Exercise description
Word for word, restate every line of the material.

Data supplied
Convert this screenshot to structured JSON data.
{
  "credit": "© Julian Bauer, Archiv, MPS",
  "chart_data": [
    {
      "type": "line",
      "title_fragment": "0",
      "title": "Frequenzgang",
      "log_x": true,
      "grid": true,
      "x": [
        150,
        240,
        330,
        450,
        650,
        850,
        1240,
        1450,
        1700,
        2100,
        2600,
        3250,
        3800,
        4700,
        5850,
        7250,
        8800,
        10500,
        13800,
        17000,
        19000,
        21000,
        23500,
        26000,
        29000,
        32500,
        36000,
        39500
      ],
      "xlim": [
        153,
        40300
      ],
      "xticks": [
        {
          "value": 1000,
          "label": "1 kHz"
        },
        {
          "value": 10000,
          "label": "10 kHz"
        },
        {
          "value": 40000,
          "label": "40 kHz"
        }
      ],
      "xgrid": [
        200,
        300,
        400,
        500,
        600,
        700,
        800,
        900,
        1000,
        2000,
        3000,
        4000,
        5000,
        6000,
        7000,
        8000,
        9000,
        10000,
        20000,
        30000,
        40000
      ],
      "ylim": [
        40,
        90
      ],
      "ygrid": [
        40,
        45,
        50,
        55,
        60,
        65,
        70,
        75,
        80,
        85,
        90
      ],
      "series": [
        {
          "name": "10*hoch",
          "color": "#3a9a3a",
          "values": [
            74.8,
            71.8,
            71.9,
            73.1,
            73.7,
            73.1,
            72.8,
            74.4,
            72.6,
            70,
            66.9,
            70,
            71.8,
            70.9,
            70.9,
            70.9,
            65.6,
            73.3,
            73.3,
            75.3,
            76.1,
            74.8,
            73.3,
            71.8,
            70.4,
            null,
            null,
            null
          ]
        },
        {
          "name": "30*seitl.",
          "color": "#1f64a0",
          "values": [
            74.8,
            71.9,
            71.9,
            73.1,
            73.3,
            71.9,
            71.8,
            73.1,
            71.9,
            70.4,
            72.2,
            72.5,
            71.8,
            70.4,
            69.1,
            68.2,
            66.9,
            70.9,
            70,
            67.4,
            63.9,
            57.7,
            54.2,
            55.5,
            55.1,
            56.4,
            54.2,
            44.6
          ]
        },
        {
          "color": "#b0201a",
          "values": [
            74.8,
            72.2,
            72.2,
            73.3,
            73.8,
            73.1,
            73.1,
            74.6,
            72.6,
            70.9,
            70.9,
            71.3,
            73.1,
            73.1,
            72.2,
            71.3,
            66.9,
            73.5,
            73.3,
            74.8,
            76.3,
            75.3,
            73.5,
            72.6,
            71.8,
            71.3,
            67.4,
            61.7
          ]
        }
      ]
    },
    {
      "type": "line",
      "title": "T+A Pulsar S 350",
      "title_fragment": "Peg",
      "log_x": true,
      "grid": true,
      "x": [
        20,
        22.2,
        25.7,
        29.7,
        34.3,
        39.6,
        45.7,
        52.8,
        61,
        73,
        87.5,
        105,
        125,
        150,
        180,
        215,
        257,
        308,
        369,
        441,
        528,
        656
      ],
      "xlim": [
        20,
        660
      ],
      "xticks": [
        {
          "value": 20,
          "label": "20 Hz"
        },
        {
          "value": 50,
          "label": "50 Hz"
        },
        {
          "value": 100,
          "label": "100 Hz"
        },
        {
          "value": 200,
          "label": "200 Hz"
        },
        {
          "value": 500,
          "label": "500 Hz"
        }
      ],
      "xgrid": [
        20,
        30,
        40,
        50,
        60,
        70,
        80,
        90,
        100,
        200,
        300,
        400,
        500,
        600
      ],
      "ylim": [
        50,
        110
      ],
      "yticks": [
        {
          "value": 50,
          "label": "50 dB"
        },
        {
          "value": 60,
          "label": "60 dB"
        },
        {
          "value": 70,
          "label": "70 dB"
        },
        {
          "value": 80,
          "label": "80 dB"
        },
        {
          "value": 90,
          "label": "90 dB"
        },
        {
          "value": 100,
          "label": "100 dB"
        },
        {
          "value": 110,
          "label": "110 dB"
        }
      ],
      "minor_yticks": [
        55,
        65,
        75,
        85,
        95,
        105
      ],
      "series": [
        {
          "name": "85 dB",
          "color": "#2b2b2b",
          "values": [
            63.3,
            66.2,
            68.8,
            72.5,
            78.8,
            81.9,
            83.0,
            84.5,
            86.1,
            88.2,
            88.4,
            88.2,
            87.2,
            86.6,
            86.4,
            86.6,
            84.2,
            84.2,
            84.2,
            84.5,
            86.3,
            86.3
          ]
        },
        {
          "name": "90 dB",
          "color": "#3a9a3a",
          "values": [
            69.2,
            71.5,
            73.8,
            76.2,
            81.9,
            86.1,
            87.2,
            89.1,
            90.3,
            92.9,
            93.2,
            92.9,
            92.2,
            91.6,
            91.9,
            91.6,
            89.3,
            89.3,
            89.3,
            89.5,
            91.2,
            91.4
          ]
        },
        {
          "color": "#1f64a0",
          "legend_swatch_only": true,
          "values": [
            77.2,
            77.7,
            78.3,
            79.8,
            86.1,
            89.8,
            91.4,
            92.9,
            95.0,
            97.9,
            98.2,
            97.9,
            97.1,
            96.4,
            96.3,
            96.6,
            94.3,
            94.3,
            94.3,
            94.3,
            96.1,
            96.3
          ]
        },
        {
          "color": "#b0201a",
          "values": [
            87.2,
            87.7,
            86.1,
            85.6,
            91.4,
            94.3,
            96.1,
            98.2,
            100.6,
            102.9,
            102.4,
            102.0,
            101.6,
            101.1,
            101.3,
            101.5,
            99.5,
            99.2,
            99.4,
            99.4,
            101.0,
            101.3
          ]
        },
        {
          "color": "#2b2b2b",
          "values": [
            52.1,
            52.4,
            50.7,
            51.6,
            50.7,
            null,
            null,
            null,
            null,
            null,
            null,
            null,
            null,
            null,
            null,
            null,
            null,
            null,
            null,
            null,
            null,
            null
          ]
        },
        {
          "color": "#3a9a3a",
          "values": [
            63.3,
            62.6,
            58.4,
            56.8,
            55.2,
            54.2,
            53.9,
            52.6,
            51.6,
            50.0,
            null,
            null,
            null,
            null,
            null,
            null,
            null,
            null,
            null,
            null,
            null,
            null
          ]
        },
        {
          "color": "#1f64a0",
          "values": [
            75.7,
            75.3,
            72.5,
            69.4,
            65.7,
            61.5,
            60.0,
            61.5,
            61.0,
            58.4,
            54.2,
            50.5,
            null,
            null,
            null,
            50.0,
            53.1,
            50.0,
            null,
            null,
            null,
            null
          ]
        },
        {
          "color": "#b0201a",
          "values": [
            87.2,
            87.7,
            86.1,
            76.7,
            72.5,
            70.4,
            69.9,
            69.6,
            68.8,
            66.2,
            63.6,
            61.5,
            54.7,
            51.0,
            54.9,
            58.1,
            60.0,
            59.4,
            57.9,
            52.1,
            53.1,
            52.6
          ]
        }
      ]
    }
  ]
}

Solution for this problem
Convert this screenshot to structured JSON data.
{
  "credit": "© Julian Bauer, Archiv, MPS",
  "chart_data": [
    {
      "type": "line",
      "title_fragment": "0",
      "title": "Frequenzgang",
      "log_x": true,
      "grid": true,
      "x": [
        150,
        240,
        330,
        450,
        650,
        850,
        1240,
        1450,
        1700,
        2100,
        2600,
        3250,
        3800,
        4700,
        5850,
        7250,
        8800,
        10500,
        13800,
        17000,
        19000,
        21000,
        23500,
        26000,
        29000,
        32500,
        36000,
        39500
      ],
      "xlim": [
        153,
        40300
      ],
      "xticks": [
        {
          "value": 1000,
          "label": "1 kHz"
        },
        {
          "value": 10000,
          "label": "10 kHz"
        },
        {
          "value": 40000,
          "label": "40 kHz"
        }
      ],
      "xgrid": [
        200,
        300,
        400,
        500,
        600,
        700,
        800,
        900,
        1000,
        2000,
        3000,
        4000,
        5000,
        6000,
        7000,
        8000,
        9000,
        10000,
        20000,
        30000,
        40000
      ],
      "ylim": [
        40,
        90
      ],
      "ygrid": [
        40,
        45,
        50,
        55,
        60,
        65,
        70,
        75,
        80,
        85,
        90
      ],
      "series": [
        {
          "name": "10*hoch",
          "color": "#3a9a3a",
          "values": [
            74.8,
            71.8,
            71.9,
            73.1,
            73.7,
            73.1,
            72.8,
            74.4,
            72.6,
            70,
            66.9,
            70,
            71.8,
            70.9,
            70.9,
            70.9,
            65.6,
            73.3,
            73.3,
            75.3,
            76.1,
            74.8,
            73.3,
            71.8,
            70.4,
            null,
            null,
            null
          ]
        },
        {
          "name": "30*seitl.",
          "color": "#1f64a0",
          "values": [
            74.8,
            71.9,
            71.9,
            73.1,
            73.3,
            71.9,
            71.8,
            73.1,
            71.9,
            70.4,
            72.2,
            72.5,
            71.8,
            70.4,
            69.1,
            68.2,
            66.9,
            70.9,
            70,
            67.4,
            63.9,
            57.7,
            54.2,
            55.5,
            55.1,
            56.4,
            54.2,
            44.6
          ]
        },
        {
          "color": "#b0201a",
          "values": [
            74.8,
            72.2,
            72.2,
            73.3,
            73.8,
            73.1,
            73.1,
            74.6,
            72.6,
            70.9,
            70.9,
            71.3,
            73.1,
            73.1,
            72.2,
            71.3,
            66.9,
            73.5,
            73.3,
            74.8,
            76.3,
            75.3,
            73.5,
            72.6,
            71.8,
            71.3,
            67.4,
            61.7
          ]
        }
      ]
    },
    {
      "type": "line",
      "title": "T+A Pulsar S 350",
      "title_fragment": "Peg",
      "log_x": true,
      "grid": true,
      "x": [
        20,
        22.2,
        25.7,
        29.7,
        34.3,
        39.6,
        45.7,
        52.8,
        61,
        73,
        87.5,
        105,
        125,
        150,
        180,
        215,
        257,
        308,
        369,
        441,
        528,
        656
      ],
      "xlim": [
        20,
        660
      ],
      "xticks": [
        {
          "value": 20,
          "label": "20 Hz"
        },
        {
          "value": 50,
          "label": "50 Hz"
        },
        {
          "value": 100,
          "label": "100 Hz"
        },
        {
          "value": 200,
          "label": "200 Hz"
        },
        {
          "value": 500,
          "label": "500 Hz"
        }
      ],
      "xgrid": [
        20,
        30,
        40,
        50,
        60,
        70,
        80,
        90,
        100,
        200,
        300,
        400,
        500,
        600
      ],
      "ylim": [
        50,
        110
      ],
      "yticks": [
        {
          "value": 50,
          "label": "50 dB"
        },
        {
          "value": 60,
          "label": "60 dB"
        },
        {
          "value": 70,
          "label": "70 dB"
        },
        {
          "value": 80,
          "label": "80 dB"
        },
        {
          "value": 90,
          "label": "90 dB"
        },
        {
          "value": 100,
          "label": "100 dB"
        },
        {
          "value": 110,
          "label": "110 dB"
        }
      ],
      "minor_yticks": [
        55,
        65,
        75,
        85,
        95,
        105
      ],
      "series": [
        {
          "name": "85 dB",
          "color": "#2b2b2b",
          "values": [
            63.3,
            66.2,
            68.8,
            72.5,
            78.8,
            81.9,
            83.0,
            84.5,
            86.1,
            88.2,
            88.4,
            88.2,
            87.2,
            86.6,
            86.4,
            86.6,
            84.2,
            84.2,
            84.2,
            84.5,
            86.3,
            86.3
          ]
        },
        {
          "name": "90 dB",
          "color": "#3a9a3a",
          "values": [
            69.2,
            71.5,
            73.8,
            76.2,
            81.9,
            86.1,
            87.2,
            89.1,
            90.3,
            92.9,
            93.2,
            92.9,
            92.2,
            91.6,
            91.9,
            91.6,
            89.3,
            89.3,
            89.3,
            89.5,
            91.2,
            91.4
          ]
        },
        {
          "color": "#1f64a0",
          "legend_swatch_only": true,
          "values": [
            77.2,
            77.7,
            78.3,
            79.8,
            86.1,
            89.8,
            91.4,
            92.9,
            95.0,
            97.9,
            98.2,
            97.9,
            97.1,
            96.4,
            96.3,
            96.6,
            94.3,
            94.3,
            94.3,
            94.3,
            96.1,
            96.3
          ]
        },
        {
          "color": "#b0201a",
          "values": [
            87.2,
            87.7,
            86.1,
            85.6,
            91.4,
            94.3,
            96.1,
            98.2,
            100.6,
            102.9,
            102.4,
            102.0,
            101.6,
            101.1,
            101.3,
            101.5,
            99.5,
            99.2,
            99.4,
            99.4,
            101.0,
            101.3
          ]
        },
        {
          "color": "#2b2b2b",
          "values": [
            52.1,
            52.4,
            50.7,
            51.6,
            50.7,
            null,
            null,
            null,
            null,
            null,
            null,
            null,
            null,
            null,
            null,
            null,
            null,
            null,
            null,
            null,
            null,
            null
          ]
        },
        {
          "color": "#3a9a3a",
          "values": [
            63.3,
            62.6,
            58.4,
            56.8,
            55.2,
            54.2,
            53.9,
            52.6,
            51.6,
            50.0,
            null,
            null,
            null,
            null,
            null,
            null,
            null,
            null,
            null,
            null,
            null,
            null
          ]
        },
        {
          "color": "#1f64a0",
          "values": [
            75.7,
            75.3,
            72.5,
            69.4,
            65.7,
            61.5,
            60.0,
            61.5,
            61.0,
            58.4,
            54.2,
            50.5,
            null,
            null,
            null,
            50.0,
            53.1,
            50.0,
            null,
            null,
            null,
            null
          ]
        },
        {
          "color": "#b0201a",
          "values": [
            87.2,
            87.7,
            86.1,
            76.7,
            72.5,
            70.4,
            69.9,
            69.6,
            68.8,
            66.2,
            63.6,
            61.5,
            54.7,
            51.0,
            54.9,
            58.1,
            60.0,
            59.4,
            57.9,
            52.1,
            53.1,
            52.6
          ]
        }
      ]
    }
  ]
}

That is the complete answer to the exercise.